#### EXTRACTED INFORMATION

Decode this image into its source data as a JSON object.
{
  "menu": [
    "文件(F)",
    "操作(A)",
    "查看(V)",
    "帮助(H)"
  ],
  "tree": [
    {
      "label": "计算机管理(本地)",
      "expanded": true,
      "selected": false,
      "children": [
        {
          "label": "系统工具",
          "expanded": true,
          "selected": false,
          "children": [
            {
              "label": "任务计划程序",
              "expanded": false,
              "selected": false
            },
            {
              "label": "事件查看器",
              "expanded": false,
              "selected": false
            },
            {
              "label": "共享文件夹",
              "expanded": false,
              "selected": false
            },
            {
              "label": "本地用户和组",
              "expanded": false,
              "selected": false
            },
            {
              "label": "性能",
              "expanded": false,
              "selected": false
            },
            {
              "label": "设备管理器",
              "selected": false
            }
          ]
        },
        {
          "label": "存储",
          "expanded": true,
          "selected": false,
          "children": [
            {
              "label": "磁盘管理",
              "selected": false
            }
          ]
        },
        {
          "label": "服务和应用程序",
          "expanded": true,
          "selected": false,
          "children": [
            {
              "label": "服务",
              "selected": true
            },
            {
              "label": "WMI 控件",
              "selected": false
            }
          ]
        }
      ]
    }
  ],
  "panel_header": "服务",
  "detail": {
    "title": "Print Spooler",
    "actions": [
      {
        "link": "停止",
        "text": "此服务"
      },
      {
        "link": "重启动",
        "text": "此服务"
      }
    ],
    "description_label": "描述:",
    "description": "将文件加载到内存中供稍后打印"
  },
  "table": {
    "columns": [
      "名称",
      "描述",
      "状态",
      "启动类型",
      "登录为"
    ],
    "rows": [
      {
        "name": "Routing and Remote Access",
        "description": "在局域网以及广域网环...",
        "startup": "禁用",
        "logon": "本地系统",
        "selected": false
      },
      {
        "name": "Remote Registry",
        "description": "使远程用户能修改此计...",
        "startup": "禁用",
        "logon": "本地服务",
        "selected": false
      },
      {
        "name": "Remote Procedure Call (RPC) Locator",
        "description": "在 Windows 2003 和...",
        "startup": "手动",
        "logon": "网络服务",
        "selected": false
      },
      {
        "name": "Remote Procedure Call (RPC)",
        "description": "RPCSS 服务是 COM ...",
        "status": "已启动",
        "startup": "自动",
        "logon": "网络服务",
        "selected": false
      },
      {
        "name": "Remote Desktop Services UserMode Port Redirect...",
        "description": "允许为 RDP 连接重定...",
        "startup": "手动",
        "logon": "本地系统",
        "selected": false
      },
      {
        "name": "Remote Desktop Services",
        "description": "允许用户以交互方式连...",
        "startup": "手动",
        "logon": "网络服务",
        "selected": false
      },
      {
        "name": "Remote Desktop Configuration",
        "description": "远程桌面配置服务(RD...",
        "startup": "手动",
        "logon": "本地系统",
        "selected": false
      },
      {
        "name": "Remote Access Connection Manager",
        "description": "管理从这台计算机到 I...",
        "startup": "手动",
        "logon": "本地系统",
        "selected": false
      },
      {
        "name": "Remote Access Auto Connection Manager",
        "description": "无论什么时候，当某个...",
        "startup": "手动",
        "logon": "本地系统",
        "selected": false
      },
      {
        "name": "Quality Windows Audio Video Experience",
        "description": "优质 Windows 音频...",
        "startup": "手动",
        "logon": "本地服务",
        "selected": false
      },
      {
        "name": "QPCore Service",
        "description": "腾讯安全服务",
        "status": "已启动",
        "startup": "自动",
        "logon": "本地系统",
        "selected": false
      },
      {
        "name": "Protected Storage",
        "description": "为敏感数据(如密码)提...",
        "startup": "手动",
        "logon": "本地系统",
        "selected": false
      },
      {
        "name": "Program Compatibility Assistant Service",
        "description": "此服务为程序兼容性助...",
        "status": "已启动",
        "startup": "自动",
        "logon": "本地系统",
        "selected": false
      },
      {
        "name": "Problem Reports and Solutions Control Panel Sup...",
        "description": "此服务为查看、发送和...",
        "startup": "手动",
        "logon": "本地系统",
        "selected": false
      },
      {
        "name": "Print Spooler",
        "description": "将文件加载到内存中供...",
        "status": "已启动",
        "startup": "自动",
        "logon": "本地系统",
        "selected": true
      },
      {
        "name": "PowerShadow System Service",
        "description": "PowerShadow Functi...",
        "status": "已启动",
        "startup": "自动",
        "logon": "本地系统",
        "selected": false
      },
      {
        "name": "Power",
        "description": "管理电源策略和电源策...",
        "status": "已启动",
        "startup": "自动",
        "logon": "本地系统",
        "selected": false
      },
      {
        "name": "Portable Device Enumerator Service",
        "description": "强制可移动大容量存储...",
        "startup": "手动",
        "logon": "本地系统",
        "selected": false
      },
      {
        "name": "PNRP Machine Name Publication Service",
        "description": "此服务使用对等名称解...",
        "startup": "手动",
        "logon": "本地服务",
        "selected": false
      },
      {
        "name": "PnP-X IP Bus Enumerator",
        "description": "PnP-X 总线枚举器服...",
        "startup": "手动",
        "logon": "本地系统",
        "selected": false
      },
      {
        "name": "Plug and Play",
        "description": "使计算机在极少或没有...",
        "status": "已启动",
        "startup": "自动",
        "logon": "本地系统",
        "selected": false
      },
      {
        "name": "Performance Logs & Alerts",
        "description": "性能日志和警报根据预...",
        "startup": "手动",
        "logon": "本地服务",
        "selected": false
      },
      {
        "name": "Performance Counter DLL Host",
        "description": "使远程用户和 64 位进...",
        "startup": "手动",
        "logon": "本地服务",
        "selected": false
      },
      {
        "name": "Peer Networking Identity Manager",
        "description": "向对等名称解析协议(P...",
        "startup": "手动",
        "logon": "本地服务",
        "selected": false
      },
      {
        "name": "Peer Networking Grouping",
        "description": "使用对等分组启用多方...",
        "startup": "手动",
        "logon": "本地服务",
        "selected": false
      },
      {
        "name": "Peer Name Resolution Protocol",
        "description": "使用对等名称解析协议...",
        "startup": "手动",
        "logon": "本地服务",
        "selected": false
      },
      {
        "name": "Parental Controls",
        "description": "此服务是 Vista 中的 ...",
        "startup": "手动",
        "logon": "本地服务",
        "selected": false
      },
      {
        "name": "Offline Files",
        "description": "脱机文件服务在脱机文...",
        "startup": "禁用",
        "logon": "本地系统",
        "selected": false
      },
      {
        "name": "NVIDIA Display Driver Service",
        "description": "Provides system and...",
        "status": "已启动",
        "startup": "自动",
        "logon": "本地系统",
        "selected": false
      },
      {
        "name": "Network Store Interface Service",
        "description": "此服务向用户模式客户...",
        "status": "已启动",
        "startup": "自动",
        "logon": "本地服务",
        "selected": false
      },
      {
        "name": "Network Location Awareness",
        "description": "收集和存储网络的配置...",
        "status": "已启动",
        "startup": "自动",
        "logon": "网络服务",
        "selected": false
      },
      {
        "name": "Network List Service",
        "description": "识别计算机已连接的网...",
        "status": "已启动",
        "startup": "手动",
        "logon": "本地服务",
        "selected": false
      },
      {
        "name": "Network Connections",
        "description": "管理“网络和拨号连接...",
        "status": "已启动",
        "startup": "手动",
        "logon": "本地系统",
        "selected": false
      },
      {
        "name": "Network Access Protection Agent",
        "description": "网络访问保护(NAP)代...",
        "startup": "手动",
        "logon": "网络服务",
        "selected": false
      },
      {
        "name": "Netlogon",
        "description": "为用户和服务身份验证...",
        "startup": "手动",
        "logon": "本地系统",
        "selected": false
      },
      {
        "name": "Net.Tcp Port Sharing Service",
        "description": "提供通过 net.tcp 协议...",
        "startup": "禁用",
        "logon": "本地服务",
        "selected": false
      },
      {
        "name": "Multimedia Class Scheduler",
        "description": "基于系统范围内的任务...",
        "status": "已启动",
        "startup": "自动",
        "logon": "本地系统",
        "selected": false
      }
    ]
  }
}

########

## SHORT TASK:
Locate and copy each line in the data above that includes the word "Print".

## REPLY:
    "title": "Print Spooler",
        "name": "Print Spooler",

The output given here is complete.